§ **Problem statement**
Go through the listing and copy each line with the string "examination".

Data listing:
• • • • •
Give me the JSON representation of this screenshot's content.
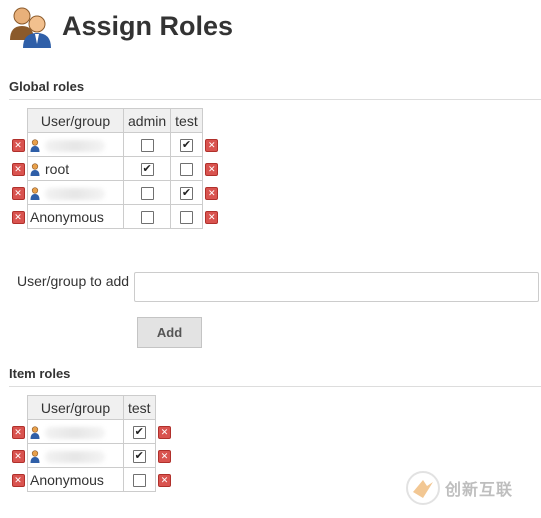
{
  "page": {
    "title": "Assign Roles"
  },
  "global_roles": {
    "heading": "Global roles",
    "columns": [
      "User/group",
      "admin",
      "test"
    ],
    "rows": [
      {
        "name": "",
        "blurred": true,
        "user_icon": true,
        "admin": false,
        "test": true
      },
      {
        "name": "root",
        "blurred": false,
        "user_icon": true,
        "admin": true,
        "test": false
      },
      {
        "name": "",
        "blurred": true,
        "user_icon": true,
        "admin": false,
        "test": true
      },
      {
        "name": "Anonymous",
        "blurred": false,
        "user_icon": false,
        "admin": false,
        "test": false
      }
    ]
  },
  "add_user": {
    "label": "User/group to add",
    "value": "",
    "button_label": "Add"
  },
  "item_roles": {
    "heading": "Item roles",
    "columns": [
      "User/group",
      "test"
    ],
    "rows": [
      {
        "name": "",
        "blurred": true,
        "user_icon": true,
        "test": true
      },
      {
        "name": "",
        "blurred": true,
        "user_icon": true,
        "test": true
      },
      {
        "name": "Anonymous",
        "blurred": false,
        "user_icon": false,
        "test": false
      }
    ]
  },
  "watermark": {
    "text": "创新互联"
  },
  "colors": {
    "delete_red": "#d9534f",
    "border": "#cccccc",
    "header_bg": "#f0f0f0"
  },
  "icons": {
    "title": "users-icon",
    "delete": "delete-x-icon",
    "user": "user-icon"
  }
}
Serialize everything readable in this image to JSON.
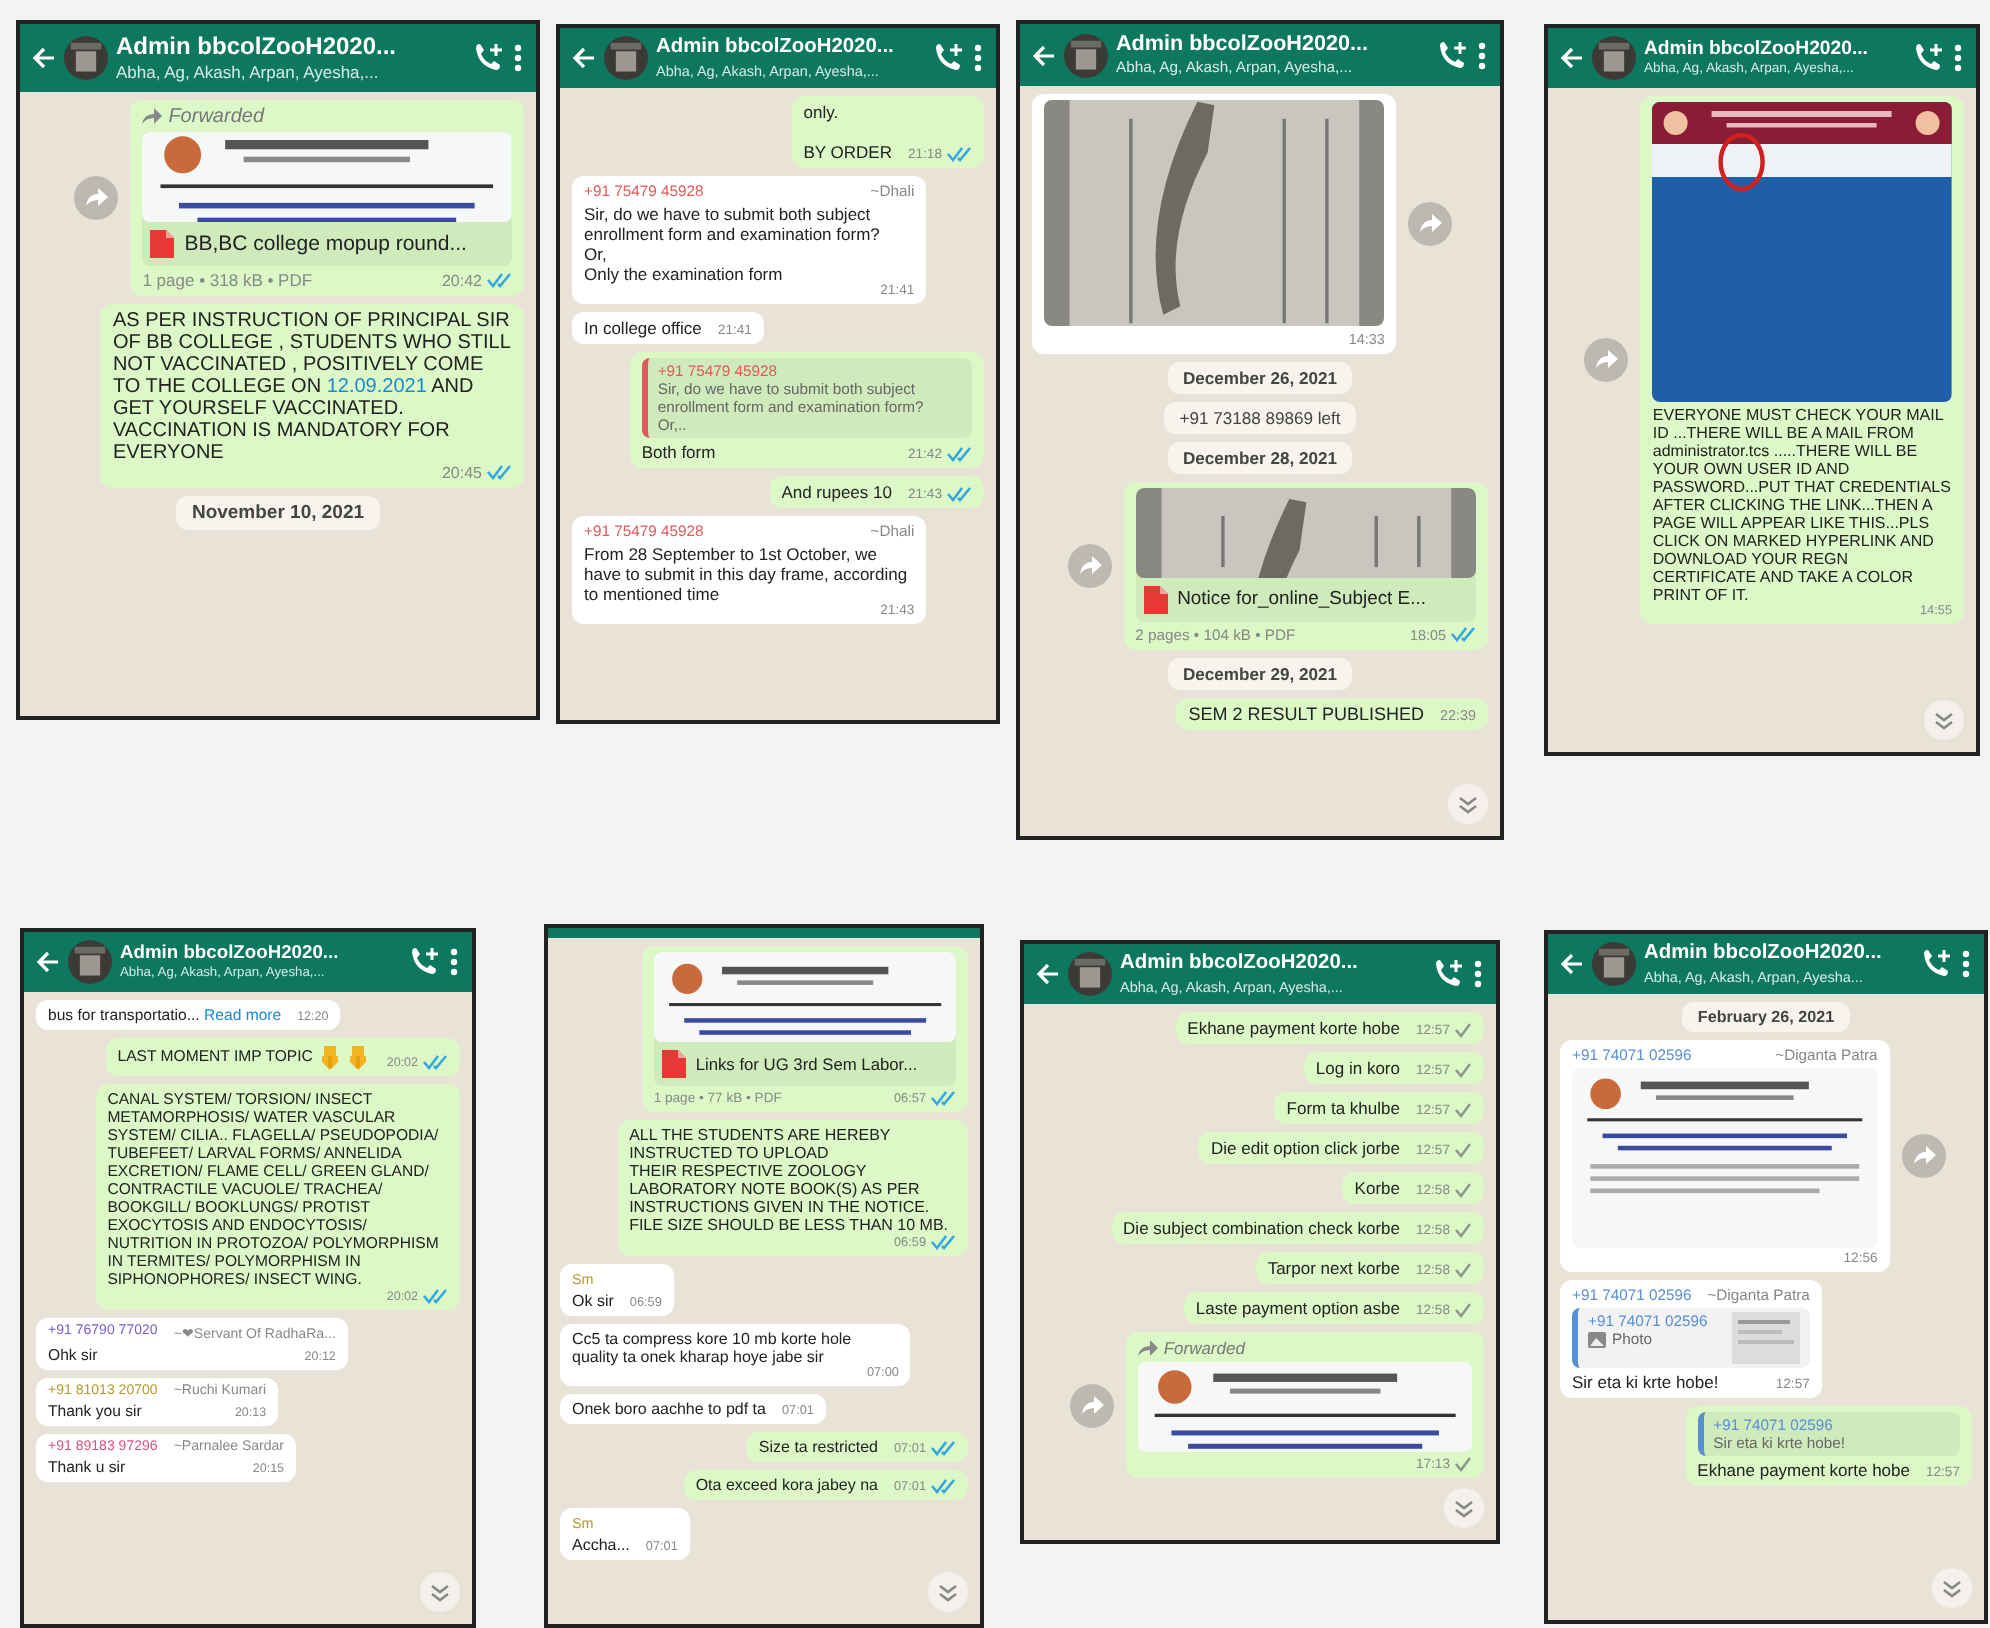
{
  "panels": [
    {
      "header": {
        "title": "Admin bbcolZooH2020...",
        "subtitle": "Abha, Ag, Akash, Arpan, Ayesha,..."
      },
      "messages": [
        {
          "kind": "message",
          "outgoing": true,
          "share_button": true,
          "forwarded": "Forwarded",
          "document": {
            "name": "BB,BC college mopup round...",
            "meta": "1 page • 318 kB • PDF"
          },
          "time": "20:42",
          "read": true
        },
        {
          "kind": "message",
          "outgoing": true,
          "segments": [
            {
              "text": "AS PER INSTRUCTION OF PRINCIPAL SIR OF BB COLLEGE , STUDENTS WHO STILL NOT VACCINATED , POSITIVELY COME TO THE COLLEGE ON "
            },
            {
              "text": "12.09.2021",
              "link": true
            },
            {
              "text": " AND GET YOURSELF VACCINATED. VACCINATION IS MANDATORY FOR EVERYONE"
            }
          ],
          "time": "20:45",
          "read": true
        },
        {
          "kind": "date",
          "text": "November 10, 2021"
        }
      ]
    },
    {
      "header": {
        "title": "Admin bbcolZooH2020...",
        "subtitle": "Abha, Ag, Akash, Arpan, Ayesha,..."
      },
      "messages": [
        {
          "kind": "message",
          "outgoing": true,
          "text": "only.\n\nBY ORDER",
          "time": "21:18",
          "read": true
        },
        {
          "kind": "message",
          "outgoing": false,
          "author": {
            "label": "+91 75479 45928",
            "alias": "~Dhali",
            "color": "#e05a5a"
          },
          "text": "Sir, do we have to submit both subject enrollment form and examination form?\nOr,\nOnly the examination form",
          "time": "21:41"
        },
        {
          "kind": "message",
          "outgoing": false,
          "text": "In college office",
          "time": "21:41"
        },
        {
          "kind": "message",
          "outgoing": true,
          "quote": {
            "author": "+91 75479 45928",
            "color": "#e05a5a",
            "text": "Sir, do we have to submit both subject enrollment form and examination form?\nOr,.."
          },
          "text": "Both form",
          "time": "21:42",
          "read": true
        },
        {
          "kind": "message",
          "outgoing": true,
          "text": "And rupees 10",
          "time": "21:43",
          "read": true
        },
        {
          "kind": "message",
          "outgoing": false,
          "author": {
            "label": "+91 75479 45928",
            "alias": "~Dhali",
            "color": "#e05a5a"
          },
          "text": "From 28 September to 1st October, we have to submit in this day frame, according to mentioned time",
          "time": "21:43"
        }
      ]
    },
    {
      "header": {
        "title": "Admin bbcolZooH2020...",
        "subtitle": "Abha, Ag, Akash, Arpan, Ayesha,..."
      },
      "scroll_down_button": true,
      "messages": [
        {
          "kind": "message",
          "outgoing": false,
          "share_button": true,
          "image": true,
          "time": "14:33"
        },
        {
          "kind": "date",
          "text": "December 26, 2021"
        },
        {
          "kind": "system",
          "text": "+91 73188 89869 left"
        },
        {
          "kind": "date",
          "text": "December 28, 2021"
        },
        {
          "kind": "message",
          "outgoing": true,
          "share_button": true,
          "document": {
            "name": "Notice for_online_Subject  E...",
            "meta": "2 pages • 104 kB • PDF"
          },
          "time": "18:05",
          "read": true
        },
        {
          "kind": "date",
          "text": "December 29, 2021"
        },
        {
          "kind": "message",
          "outgoing": true,
          "text": "SEM 2 RESULT PUBLISHED",
          "time": "22:39"
        }
      ]
    },
    {
      "header": {
        "title": "Admin bbcolZooH2020...",
        "subtitle": "Abha, Ag, Akash, Arpan, Ayesha,..."
      },
      "scroll_down_button": true,
      "messages": [
        {
          "kind": "message",
          "outgoing": true,
          "share_button": true,
          "image": true,
          "text": "EVERYONE MUST CHECK YOUR MAIL ID ...THERE WILL BE A MAIL FROM administrator.tcs .....THERE WILL BE YOUR OWN USER ID AND PASSWORD...PUT THAT CREDENTIALS AFTER CLICKING THE LINK...THEN A PAGE WILL APPEAR LIKE THIS...PLS CLICK ON MARKED HYPERLINK AND DOWNLOAD YOUR REGN CERTIFICATE AND TAKE A COLOR PRINT OF IT.",
          "time": "14:55"
        }
      ]
    },
    {
      "header": {
        "title": "Admin bbcolZooH2020...",
        "subtitle": "Abha, Ag, Akash, Arpan, Ayesha,..."
      },
      "scroll_down_button": true,
      "messages": [
        {
          "kind": "message",
          "outgoing": false,
          "segments": [
            {
              "text": "bus for transportatio... "
            },
            {
              "text": "Read more",
              "link": true
            }
          ],
          "time": "12:20"
        },
        {
          "kind": "message",
          "outgoing": true,
          "text": "LAST MOMENT IMP TOPIC",
          "pointing_hands": true,
          "time": "20:02",
          "read": true
        },
        {
          "kind": "message",
          "outgoing": true,
          "text": "CANAL SYSTEM/ TORSION/ INSECT METAMORPHOSIS/ WATER VASCULAR SYSTEM/ CILIA.. FLAGELLA/ PSEUDOPODIA/ TUBEFEET/ LARVAL FORMS/ ANNELIDA EXCRETION/ FLAME CELL/ GREEN GLAND/ CONTRACTILE VACUOLE/ TRACHEA/ BOOKGILL/ BOOKLUNGS/ PROTIST EXOCYTOSIS AND ENDOCYTOSIS/ NUTRITION IN PROTOZOA/ POLYMORPHISM IN TERMITES/ POLYMORPHISM IN SIPHONOPHORES/ INSECT WING.",
          "time": "20:02",
          "read": true
        },
        {
          "kind": "message",
          "outgoing": false,
          "author": {
            "label": "+91 76790 77020",
            "alias": "~❤Servant Of RadhaRa...",
            "color": "#7b5cc4"
          },
          "text": "Ohk sir",
          "time": "20:12"
        },
        {
          "kind": "message",
          "outgoing": false,
          "author": {
            "label": "+91 81013 20700",
            "alias": "~Ruchi Kumari",
            "color": "#b59a2a"
          },
          "text": "Thank you sir",
          "time": "20:13"
        },
        {
          "kind": "message",
          "outgoing": false,
          "author": {
            "label": "+91 89183 97296",
            "alias": "~Parnalee Sardar",
            "color": "#d9527a"
          },
          "text": "Thank u sir",
          "time": "20:15"
        }
      ]
    },
    {
      "scroll_down_button": true,
      "messages": [
        {
          "kind": "message",
          "outgoing": true,
          "document": {
            "name": "Links for UG 3rd Sem Labor...",
            "meta": "1 page • 77 kB • PDF"
          },
          "time": "06:57",
          "read": true
        },
        {
          "kind": "message",
          "outgoing": true,
          "text": "ALL THE STUDENTS ARE HEREBY INSTRUCTED TO UPLOAD\nTHEIR RESPECTIVE ZOOLOGY LABORATORY NOTE BOOK(S) AS PER INSTRUCTIONS GIVEN IN THE NOTICE. FILE SIZE SHOULD BE LESS THAN 10 MB.",
          "time": "06:59",
          "read": true
        },
        {
          "kind": "message",
          "outgoing": false,
          "author": {
            "label": "Sm",
            "color": "#b59a2a"
          },
          "text": "Ok sir",
          "time": "06:59"
        },
        {
          "kind": "message",
          "outgoing": false,
          "text": "Cc5 ta compress kore 10 mb korte hole quality ta onek kharap hoye jabe sir",
          "time": "07:00"
        },
        {
          "kind": "message",
          "outgoing": false,
          "text": "Onek boro aachhe to pdf ta",
          "time": "07:01"
        },
        {
          "kind": "message",
          "outgoing": true,
          "text": "Size ta restricted",
          "time": "07:01",
          "read": true
        },
        {
          "kind": "message",
          "outgoing": true,
          "text": "Ota exceed kora jabey na",
          "time": "07:01",
          "read": true
        },
        {
          "kind": "message",
          "outgoing": false,
          "author": {
            "label": "Sm",
            "color": "#b59a2a"
          },
          "text": "Accha...",
          "time": "07:01"
        }
      ]
    },
    {
      "header": {
        "title": "Admin bbcolZooH2020...",
        "subtitle": "Abha, Ag, Akash, Arpan, Ayesha,..."
      },
      "scroll_down_button": true,
      "messages": [
        {
          "kind": "message",
          "outgoing": true,
          "text": "Ekhane payment korte hobe",
          "time": "12:57",
          "read": false
        },
        {
          "kind": "message",
          "outgoing": true,
          "text": "Log in koro",
          "time": "12:57",
          "read": false
        },
        {
          "kind": "message",
          "outgoing": true,
          "text": "Form ta khulbe",
          "time": "12:57",
          "read": false
        },
        {
          "kind": "message",
          "outgoing": true,
          "text": "Die edit option click jorbe",
          "time": "12:57",
          "read": false
        },
        {
          "kind": "message",
          "outgoing": true,
          "text": "Korbe",
          "time": "12:58",
          "read": false
        },
        {
          "kind": "message",
          "outgoing": true,
          "text": "Die subject combination check korbe",
          "time": "12:58",
          "read": false
        },
        {
          "kind": "message",
          "outgoing": true,
          "text": "Tarpor next korbe",
          "time": "12:58",
          "read": false
        },
        {
          "kind": "message",
          "outgoing": true,
          "text": "Laste payment option asbe",
          "time": "12:58",
          "read": false
        },
        {
          "kind": "message",
          "outgoing": true,
          "share_button": true,
          "forwarded": "Forwarded",
          "image": true,
          "time": "17:13",
          "read": false
        }
      ]
    },
    {
      "header": {
        "title": "Admin bbcolZooH2020...",
        "subtitle": "Abha, Ag, Akash, Arpan, Ayesha..."
      },
      "scroll_down_button": true,
      "messages": [
        {
          "kind": "date",
          "text": "February 26, 2021"
        },
        {
          "kind": "message",
          "outgoing": false,
          "share_button": true,
          "author": {
            "label": "+91 74071 02596",
            "alias": "~Diganta Patra",
            "color": "#5a8fd0"
          },
          "image": true,
          "time": "12:56"
        },
        {
          "kind": "message",
          "outgoing": false,
          "author": {
            "label": "+91 74071 02596",
            "alias": "~Diganta Patra",
            "color": "#5a8fd0"
          },
          "quote": {
            "author": "+91 74071 02596",
            "color": "#5a8fd0",
            "text": "Photo",
            "photo": true
          },
          "text": "Sir eta ki krte hobe!",
          "time": "12:57"
        },
        {
          "kind": "message",
          "outgoing": true,
          "quote": {
            "author": "+91 74071 02596",
            "color": "#5a8fd0",
            "text": "Sir eta ki krte hobe!"
          },
          "text": "Ekhane payment korte hobe",
          "time": "12:57"
        }
      ]
    }
  ]
}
• • • • •
§ **Exercise output**
          "text": "Sir, do we have to submit both subject enrollment form and examination form?\nOr,\nOnly the examination form",
            "text": "Sir, do we have to submit both subject enrollment form and examination form?\nOr,.."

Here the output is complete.